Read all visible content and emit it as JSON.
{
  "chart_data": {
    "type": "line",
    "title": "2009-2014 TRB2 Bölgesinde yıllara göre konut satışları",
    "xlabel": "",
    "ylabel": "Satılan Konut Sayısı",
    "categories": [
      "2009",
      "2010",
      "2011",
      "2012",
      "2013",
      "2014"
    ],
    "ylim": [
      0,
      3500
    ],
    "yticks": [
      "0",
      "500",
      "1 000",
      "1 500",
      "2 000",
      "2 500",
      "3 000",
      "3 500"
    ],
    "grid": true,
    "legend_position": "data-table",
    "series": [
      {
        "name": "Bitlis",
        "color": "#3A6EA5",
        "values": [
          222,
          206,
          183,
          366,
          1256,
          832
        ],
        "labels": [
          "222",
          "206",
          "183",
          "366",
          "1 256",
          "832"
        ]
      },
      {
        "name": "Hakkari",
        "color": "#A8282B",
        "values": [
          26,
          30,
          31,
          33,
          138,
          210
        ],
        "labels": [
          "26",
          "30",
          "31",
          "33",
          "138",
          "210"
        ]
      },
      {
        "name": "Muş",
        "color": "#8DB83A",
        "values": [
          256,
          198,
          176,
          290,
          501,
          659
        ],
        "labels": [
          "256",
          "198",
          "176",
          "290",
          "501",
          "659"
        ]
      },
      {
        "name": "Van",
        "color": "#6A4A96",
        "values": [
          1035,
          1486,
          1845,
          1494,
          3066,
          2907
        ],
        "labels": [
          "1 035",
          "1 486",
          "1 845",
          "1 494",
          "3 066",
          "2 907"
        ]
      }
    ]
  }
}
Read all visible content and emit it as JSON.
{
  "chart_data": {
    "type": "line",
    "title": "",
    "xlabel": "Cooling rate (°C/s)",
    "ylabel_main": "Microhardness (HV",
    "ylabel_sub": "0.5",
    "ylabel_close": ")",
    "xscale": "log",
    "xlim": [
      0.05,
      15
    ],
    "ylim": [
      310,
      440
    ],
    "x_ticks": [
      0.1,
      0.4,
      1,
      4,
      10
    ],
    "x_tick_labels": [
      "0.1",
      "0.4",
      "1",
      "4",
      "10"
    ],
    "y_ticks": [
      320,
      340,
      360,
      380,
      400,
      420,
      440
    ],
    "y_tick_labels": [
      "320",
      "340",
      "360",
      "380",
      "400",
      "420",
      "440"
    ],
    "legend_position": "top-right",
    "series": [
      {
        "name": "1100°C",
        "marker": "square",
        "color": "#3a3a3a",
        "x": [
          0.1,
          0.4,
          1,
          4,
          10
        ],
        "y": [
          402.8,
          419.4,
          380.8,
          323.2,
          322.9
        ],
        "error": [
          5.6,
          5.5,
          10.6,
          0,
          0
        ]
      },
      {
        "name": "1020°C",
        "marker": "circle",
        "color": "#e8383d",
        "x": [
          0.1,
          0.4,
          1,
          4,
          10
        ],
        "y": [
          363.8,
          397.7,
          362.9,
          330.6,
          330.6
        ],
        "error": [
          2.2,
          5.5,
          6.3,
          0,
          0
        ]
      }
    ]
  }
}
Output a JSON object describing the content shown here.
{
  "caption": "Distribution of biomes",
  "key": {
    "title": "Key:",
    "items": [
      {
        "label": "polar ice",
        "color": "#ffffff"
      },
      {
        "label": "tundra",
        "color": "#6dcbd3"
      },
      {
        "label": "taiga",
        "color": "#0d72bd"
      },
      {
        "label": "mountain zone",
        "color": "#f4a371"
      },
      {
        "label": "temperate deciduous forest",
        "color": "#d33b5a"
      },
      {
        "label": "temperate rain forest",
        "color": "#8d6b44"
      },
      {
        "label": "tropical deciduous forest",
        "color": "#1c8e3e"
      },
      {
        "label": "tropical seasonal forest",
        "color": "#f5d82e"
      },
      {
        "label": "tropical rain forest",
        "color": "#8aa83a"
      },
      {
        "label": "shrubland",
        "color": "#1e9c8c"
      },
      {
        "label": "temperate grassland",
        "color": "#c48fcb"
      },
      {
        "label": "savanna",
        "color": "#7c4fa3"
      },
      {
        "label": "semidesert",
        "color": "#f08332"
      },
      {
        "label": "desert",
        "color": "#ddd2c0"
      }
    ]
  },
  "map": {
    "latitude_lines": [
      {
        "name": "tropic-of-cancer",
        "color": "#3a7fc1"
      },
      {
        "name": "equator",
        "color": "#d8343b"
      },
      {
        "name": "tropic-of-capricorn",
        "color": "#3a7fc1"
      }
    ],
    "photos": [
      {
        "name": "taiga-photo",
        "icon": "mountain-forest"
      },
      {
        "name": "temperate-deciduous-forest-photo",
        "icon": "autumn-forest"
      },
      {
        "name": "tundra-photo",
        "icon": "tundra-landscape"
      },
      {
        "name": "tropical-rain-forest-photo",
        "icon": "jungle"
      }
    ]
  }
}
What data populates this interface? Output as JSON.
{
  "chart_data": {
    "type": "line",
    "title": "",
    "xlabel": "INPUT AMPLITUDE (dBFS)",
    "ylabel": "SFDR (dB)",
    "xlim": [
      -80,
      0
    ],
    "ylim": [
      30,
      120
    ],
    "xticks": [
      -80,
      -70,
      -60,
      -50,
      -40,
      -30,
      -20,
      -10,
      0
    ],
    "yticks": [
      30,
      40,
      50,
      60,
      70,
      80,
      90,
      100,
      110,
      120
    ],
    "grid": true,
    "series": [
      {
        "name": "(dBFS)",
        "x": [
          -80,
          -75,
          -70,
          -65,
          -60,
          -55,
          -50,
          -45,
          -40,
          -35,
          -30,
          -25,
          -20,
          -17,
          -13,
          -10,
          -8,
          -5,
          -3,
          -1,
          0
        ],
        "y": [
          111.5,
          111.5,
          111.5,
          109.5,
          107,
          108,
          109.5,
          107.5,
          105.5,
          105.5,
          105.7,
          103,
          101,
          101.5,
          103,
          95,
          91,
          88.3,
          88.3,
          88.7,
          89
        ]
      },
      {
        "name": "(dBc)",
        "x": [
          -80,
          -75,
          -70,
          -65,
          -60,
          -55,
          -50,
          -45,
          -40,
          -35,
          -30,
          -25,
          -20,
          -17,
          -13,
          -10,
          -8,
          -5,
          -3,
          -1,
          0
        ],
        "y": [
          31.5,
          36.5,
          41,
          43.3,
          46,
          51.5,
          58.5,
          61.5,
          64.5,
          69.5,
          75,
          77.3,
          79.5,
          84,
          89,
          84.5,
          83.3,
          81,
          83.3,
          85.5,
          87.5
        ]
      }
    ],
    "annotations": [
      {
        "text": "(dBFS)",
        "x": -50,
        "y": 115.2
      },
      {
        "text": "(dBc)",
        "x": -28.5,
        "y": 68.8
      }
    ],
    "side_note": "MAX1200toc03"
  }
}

● **Prompt**
Transcribe every line of the data, exactly as it stands.

● **Finished task**
Read all visible content and emit it as JSON.
{
  "chart_data": {
    "type": "line",
    "title": "2009-2014 TRB2 Bölgesinde yıllara göre konut satışları",
    "xlabel": "",
    "ylabel": "Satılan Konut Sayısı",
    "categories": [
      "2009",
      "2010",
      "2011",
      "2012",
      "2013",
      "2014"
    ],
    "ylim": [
      0,
      3500
    ],
    "yticks": [
      "0",
      "500",
      "1 000",
      "1 500",
      "2 000",
      "2 500",
      "3 000",
      "3 500"
    ],
    "grid": true,
    "legend_position": "data-table",
    "series": [
      {
        "name": "Bitlis",
        "color": "#3A6EA5",
        "values": [
          222,
          206,
          183,
          366,
          1256,
          832
        ],
        "labels": [
          "222",
          "206",
          "183",
          "366",
          "1 256",
          "832"
        ]
      },
      {
        "name": "Hakkari",
        "color": "#A8282B",
        "values": [
          26,
          30,
          31,
          33,
          138,
          210
        ],
        "labels": [
          "26",
          "30",
          "31",
          "33",
          "138",
          "210"
        ]
      },
      {
        "name": "Muş",
        "color": "#8DB83A",
        "values": [
          256,
          198,
          176,
          290,
          501,
          659
        ],
        "labels": [
          "256",
          "198",
          "176",
          "290",
          "501",
          "659"
        ]
      },
      {
        "name": "Van",
        "color": "#6A4A96",
        "values": [
          1035,
          1486,
          1845,
          1494,
          3066,
          2907
        ],
        "labels": [
          "1 035",
          "1 486",
          "1 845",
          "1 494",
          "3 066",
          "2 907"
        ]
      }
    ]
  }
}
Read all visible content and emit it as JSON.
{
  "chart_data": {
    "type": "line",
    "title": "",
    "xlabel": "Cooling rate (°C/s)",
    "ylabel_main": "Microhardness (HV",
    "ylabel_sub": "0.5",
    "ylabel_close": ")",
    "xscale": "log",
    "xlim": [
      0.05,
      15
    ],
    "ylim": [
      310,
      440
    ],
    "x_ticks": [
      0.1,
      0.4,
      1,
      4,
      10
    ],
    "x_tick_labels": [
      "0.1",
      "0.4",
      "1",
      "4",
      "10"
    ],
    "y_ticks": [
      320,
      340,
      360,
      380,
      400,
      420,
      440
    ],
    "y_tick_labels": [
      "320",
      "340",
      "360",
      "380",
      "400",
      "420",
      "440"
    ],
    "legend_position": "top-right",
    "series": [
      {
        "name": "1100°C",
        "marker": "square",
        "color": "#3a3a3a",
        "x": [
          0.1,
          0.4,
          1,
          4,
          10
        ],
        "y": [
          402.8,
          419.4,
          380.8,
          323.2,
          322.9
        ],
        "error": [
          5.6,
          5.5,
          10.6,
          0,
          0
        ]
      },
      {
        "name": "1020°C",
        "marker": "circle",
        "color": "#e8383d",
        "x": [
          0.1,
          0.4,
          1,
          4,
          10
        ],
        "y": [
          363.8,
          397.7,
          362.9,
          330.6,
          330.6
        ],
        "error": [
          2.2,
          5.5,
          6.3,
          0,
          0
        ]
      }
    ]
  }
}
Output a JSON object describing the content shown here.
{
  "caption": "Distribution of biomes",
  "key": {
    "title": "Key:",
    "items": [
      {
        "label": "polar ice",
        "color": "#ffffff"
      },
      {
        "label": "tundra",
        "color": "#6dcbd3"
      },
      {
        "label": "taiga",
        "color": "#0d72bd"
      },
      {
        "label": "mountain zone",
        "color": "#f4a371"
      },
      {
        "label": "temperate deciduous forest",
        "color": "#d33b5a"
      },
      {
        "label": "temperate rain forest",
        "color": "#8d6b44"
      },
      {
        "label": "tropical deciduous forest",
        "color": "#1c8e3e"
      },
      {
        "label": "tropical seasonal forest",
        "color": "#f5d82e"
      },
      {
        "label": "tropical rain forest",
        "color": "#8aa83a"
      },
      {
        "label": "shrubland",
        "color": "#1e9c8c"
      },
      {
        "label": "temperate grassland",
        "color": "#c48fcb"
      },
      {
        "label": "savanna",
        "color": "#7c4fa3"
      },
      {
        "label": "semidesert",
        "color": "#f08332"
      },
      {
        "label": "desert",
        "color": "#ddd2c0"
      }
    ]
  },
  "map": {
    "latitude_lines": [
      {
        "name": "tropic-of-cancer",
        "color": "#3a7fc1"
      },
      {
        "name": "equator",
        "color": "#d8343b"
      },
      {
        "name": "tropic-of-capricorn",
        "color": "#3a7fc1"
      }
    ],
    "photos": [
      {
        "name": "taiga-photo",
        "icon": "mountain-forest"
      },
      {
        "name": "temperate-deciduous-forest-photo",
        "icon": "autumn-forest"
      },
      {
        "name": "tundra-photo",
        "icon": "tundra-landscape"
      },
      {
        "name": "tropical-rain-forest-photo",
        "icon": "jungle"
      }
    ]
  }
}
What data populates this interface? Output as JSON.
{
  "chart_data": {
    "type": "line",
    "title": "",
    "xlabel": "INPUT AMPLITUDE (dBFS)",
    "ylabel": "SFDR (dB)",
    "xlim": [
      -80,
      0
    ],
    "ylim": [
      30,
      120
    ],
    "xticks": [
      -80,
      -70,
      -60,
      -50,
      -40,
      -30,
      -20,
      -10,
      0
    ],
    "yticks": [
      30,
      40,
      50,
      60,
      70,
      80,
      90,
      100,
      110,
      120
    ],
    "grid": true,
    "series": [
      {
        "name": "(dBFS)",
        "x": [
          -80,
          -75,
          -70,
          -65,
          -60,
          -55,
          -50,
          -45,
          -40,
          -35,
          -30,
          -25,
          -20,
          -17,
          -13,
          -10,
          -8,
          -5,
          -3,
          -1,
          0
        ],
        "y": [
          111.5,
          111.5,
          111.5,
          109.5,
          107,
          108,
          109.5,
          107.5,
          105.5,
          105.5,
          105.7,
          103,
          101,
          101.5,
          103,
          95,
          91,
          88.3,
          88.3,
          88.7,
          89
        ]
      },
      {
        "name": "(dBc)",
        "x": [
          -80,
          -75,
          -70,
          -65,
          -60,
          -55,
          -50,
          -45,
          -40,
          -35,
          -30,
          -25,
          -20,
          -17,
          -13,
          -10,
          -8,
          -5,
          -3,
          -1,
          0
        ],
        "y": [
          31.5,
          36.5,
          41,
          43.3,
          46,
          51.5,
          58.5,
          61.5,
          64.5,
          69.5,
          75,
          77.3,
          79.5,
          84,
          89,
          84.5,
          83.3,
          81,
          83.3,
          85.5,
          87.5
        ]
      }
    ],
    "annotations": [
      {
        "text": "(dBFS)",
        "x": -50,
        "y": 115.2
      },
      {
        "text": "(dBc)",
        "x": -28.5,
        "y": 68.8
      }
    ],
    "side_note": "MAX1200toc03"
  }
}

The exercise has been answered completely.